▸ Problem statement:
Copy everything in the listing below word for word, apart from any images.

########

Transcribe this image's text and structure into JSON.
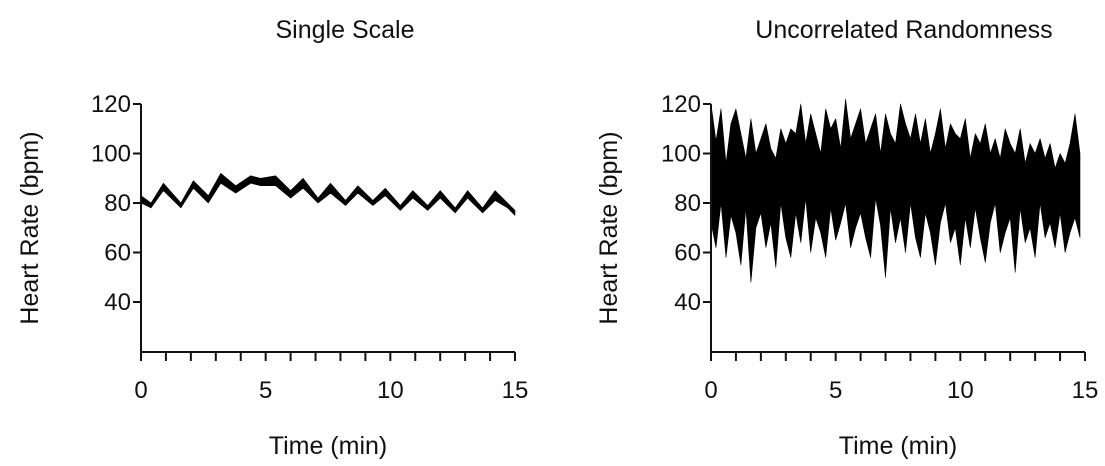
{
  "chart_data": [
    {
      "type": "area",
      "title": "Single Scale",
      "xlabel": "Time (min)",
      "ylabel": "Heart Rate (bpm)",
      "xlim": [
        0,
        15
      ],
      "ylim": [
        20,
        120
      ],
      "x_ticks": [
        0,
        5,
        10,
        15
      ],
      "y_ticks": [
        40,
        60,
        80,
        100,
        120
      ],
      "x_minor_step": 1,
      "series": [
        {
          "x": [
            0,
            0.4,
            0.9,
            1.6,
            2.1,
            2.7,
            3.2,
            3.8,
            4.4,
            4.8,
            5.4,
            6.0,
            6.5,
            7.1,
            7.6,
            8.2,
            8.7,
            9.3,
            9.8,
            10.4,
            10.9,
            11.5,
            12.0,
            12.6,
            13.1,
            13.7,
            14.2,
            14.7,
            15.0
          ],
          "lower": [
            80,
            78,
            85,
            78,
            86,
            80,
            88,
            84,
            88,
            87,
            87,
            82,
            86,
            80,
            84,
            79,
            84,
            79,
            83,
            77,
            82,
            77,
            82,
            76,
            82,
            76,
            81,
            78,
            75
          ],
          "upper": [
            83,
            80,
            88,
            80,
            89,
            83,
            92,
            87,
            91,
            90,
            91,
            85,
            90,
            82,
            88,
            81,
            87,
            81,
            86,
            79,
            85,
            79,
            85,
            78,
            85,
            78,
            85,
            80,
            77
          ]
        }
      ]
    },
    {
      "type": "area",
      "title": "Uncorrelated Randomness",
      "xlabel": "Time (min)",
      "ylabel": "Heart Rate (bpm)",
      "xlim": [
        0,
        15
      ],
      "ylim": [
        20,
        120
      ],
      "x_ticks": [
        0,
        5,
        10,
        15
      ],
      "y_ticks": [
        40,
        60,
        80,
        100,
        120
      ],
      "x_minor_step": 1,
      "series": [
        {
          "x": [
            0,
            0.2,
            0.4,
            0.6,
            0.8,
            1.0,
            1.2,
            1.4,
            1.6,
            1.8,
            2.0,
            2.2,
            2.4,
            2.6,
            2.8,
            3.0,
            3.2,
            3.4,
            3.6,
            3.8,
            4.0,
            4.2,
            4.4,
            4.6,
            4.8,
            5.0,
            5.2,
            5.4,
            5.6,
            5.8,
            6.0,
            6.2,
            6.4,
            6.6,
            6.8,
            7.0,
            7.2,
            7.4,
            7.6,
            7.8,
            8.0,
            8.2,
            8.4,
            8.6,
            8.8,
            9.0,
            9.2,
            9.4,
            9.6,
            9.8,
            10.0,
            10.2,
            10.4,
            10.6,
            10.8,
            11.0,
            11.2,
            11.4,
            11.6,
            11.8,
            12.0,
            12.2,
            12.4,
            12.6,
            12.8,
            13.0,
            13.2,
            13.4,
            13.6,
            13.8,
            14.0,
            14.2,
            14.4,
            14.6,
            14.8
          ],
          "lower": [
            72,
            62,
            80,
            58,
            75,
            68,
            55,
            78,
            48,
            70,
            76,
            62,
            72,
            54,
            80,
            66,
            58,
            76,
            64,
            82,
            60,
            74,
            68,
            58,
            78,
            65,
            72,
            80,
            62,
            70,
            76,
            66,
            58,
            82,
            71,
            50,
            78,
            64,
            74,
            60,
            80,
            66,
            58,
            76,
            68,
            55,
            72,
            80,
            64,
            70,
            55,
            74,
            62,
            78,
            66,
            56,
            72,
            80,
            60,
            68,
            74,
            52,
            78,
            64,
            70,
            58,
            80,
            66,
            72,
            62,
            76,
            60,
            68,
            74,
            66
          ],
          "upper": [
            120,
            105,
            118,
            96,
            112,
            118,
            108,
            98,
            114,
            100,
            106,
            112,
            102,
            98,
            110,
            104,
            110,
            108,
            120,
            104,
            116,
            108,
            100,
            118,
            110,
            114,
            102,
            122,
            106,
            112,
            118,
            104,
            110,
            116,
            100,
            116,
            108,
            104,
            120,
            112,
            106,
            116,
            104,
            114,
            100,
            108,
            118,
            102,
            112,
            108,
            106,
            114,
            98,
            108,
            104,
            112,
            100,
            106,
            98,
            110,
            104,
            100,
            110,
            96,
            104,
            100,
            106,
            98,
            104,
            94,
            100,
            96,
            104,
            116,
            100
          ]
        }
      ]
    }
  ]
}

########

▸ Task result:
Transcribe this image's text and structure into JSON.
{
  "chart_data": [
    {
      "type": "area",
      "title": "Single Scale",
      "xlabel": "Time (min)",
      "ylabel": "Heart Rate (bpm)",
      "xlim": [
        0,
        15
      ],
      "ylim": [
        20,
        120
      ],
      "x_ticks": [
        0,
        5,
        10,
        15
      ],
      "y_ticks": [
        40,
        60,
        80,
        100,
        120
      ],
      "x_minor_step": 1,
      "series": [
        {
          "x": [
            0,
            0.4,
            0.9,
            1.6,
            2.1,
            2.7,
            3.2,
            3.8,
            4.4,
            4.8,
            5.4,
            6.0,
            6.5,
            7.1,
            7.6,
            8.2,
            8.7,
            9.3,
            9.8,
            10.4,
            10.9,
            11.5,
            12.0,
            12.6,
            13.1,
            13.7,
            14.2,
            14.7,
            15.0
          ],
          "lower": [
            80,
            78,
            85,
            78,
            86,
            80,
            88,
            84,
            88,
            87,
            87,
            82,
            86,
            80,
            84,
            79,
            84,
            79,
            83,
            77,
            82,
            77,
            82,
            76,
            82,
            76,
            81,
            78,
            75
          ],
          "upper": [
            83,
            80,
            88,
            80,
            89,
            83,
            92,
            87,
            91,
            90,
            91,
            85,
            90,
            82,
            88,
            81,
            87,
            81,
            86,
            79,
            85,
            79,
            85,
            78,
            85,
            78,
            85,
            80,
            77
          ]
        }
      ]
    },
    {
      "type": "area",
      "title": "Uncorrelated Randomness",
      "xlabel": "Time (min)",
      "ylabel": "Heart Rate (bpm)",
      "xlim": [
        0,
        15
      ],
      "ylim": [
        20,
        120
      ],
      "x_ticks": [
        0,
        5,
        10,
        15
      ],
      "y_ticks": [
        40,
        60,
        80,
        100,
        120
      ],
      "x_minor_step": 1,
      "series": [
        {
          "x": [
            0,
            0.2,
            0.4,
            0.6,
            0.8,
            1.0,
            1.2,
            1.4,
            1.6,
            1.8,
            2.0,
            2.2,
            2.4,
            2.6,
            2.8,
            3.0,
            3.2,
            3.4,
            3.6,
            3.8,
            4.0,
            4.2,
            4.4,
            4.6,
            4.8,
            5.0,
            5.2,
            5.4,
            5.6,
            5.8,
            6.0,
            6.2,
            6.4,
            6.6,
            6.8,
            7.0,
            7.2,
            7.4,
            7.6,
            7.8,
            8.0,
            8.2,
            8.4,
            8.6,
            8.8,
            9.0,
            9.2,
            9.4,
            9.6,
            9.8,
            10.0,
            10.2,
            10.4,
            10.6,
            10.8,
            11.0,
            11.2,
            11.4,
            11.6,
            11.8,
            12.0,
            12.2,
            12.4,
            12.6,
            12.8,
            13.0,
            13.2,
            13.4,
            13.6,
            13.8,
            14.0,
            14.2,
            14.4,
            14.6,
            14.8
          ],
          "lower": [
            72,
            62,
            80,
            58,
            75,
            68,
            55,
            78,
            48,
            70,
            76,
            62,
            72,
            54,
            80,
            66,
            58,
            76,
            64,
            82,
            60,
            74,
            68,
            58,
            78,
            65,
            72,
            80,
            62,
            70,
            76,
            66,
            58,
            82,
            71,
            50,
            78,
            64,
            74,
            60,
            80,
            66,
            58,
            76,
            68,
            55,
            72,
            80,
            64,
            70,
            55,
            74,
            62,
            78,
            66,
            56,
            72,
            80,
            60,
            68,
            74,
            52,
            78,
            64,
            70,
            58,
            80,
            66,
            72,
            62,
            76,
            60,
            68,
            74,
            66
          ],
          "upper": [
            120,
            105,
            118,
            96,
            112,
            118,
            108,
            98,
            114,
            100,
            106,
            112,
            102,
            98,
            110,
            104,
            110,
            108,
            120,
            104,
            116,
            108,
            100,
            118,
            110,
            114,
            102,
            122,
            106,
            112,
            118,
            104,
            110,
            116,
            100,
            116,
            108,
            104,
            120,
            112,
            106,
            116,
            104,
            114,
            100,
            108,
            118,
            102,
            112,
            108,
            106,
            114,
            98,
            108,
            104,
            112,
            100,
            106,
            98,
            110,
            104,
            100,
            110,
            96,
            104,
            100,
            106,
            98,
            104,
            94,
            100,
            96,
            104,
            116,
            100
          ]
        }
      ]
    }
  ]
}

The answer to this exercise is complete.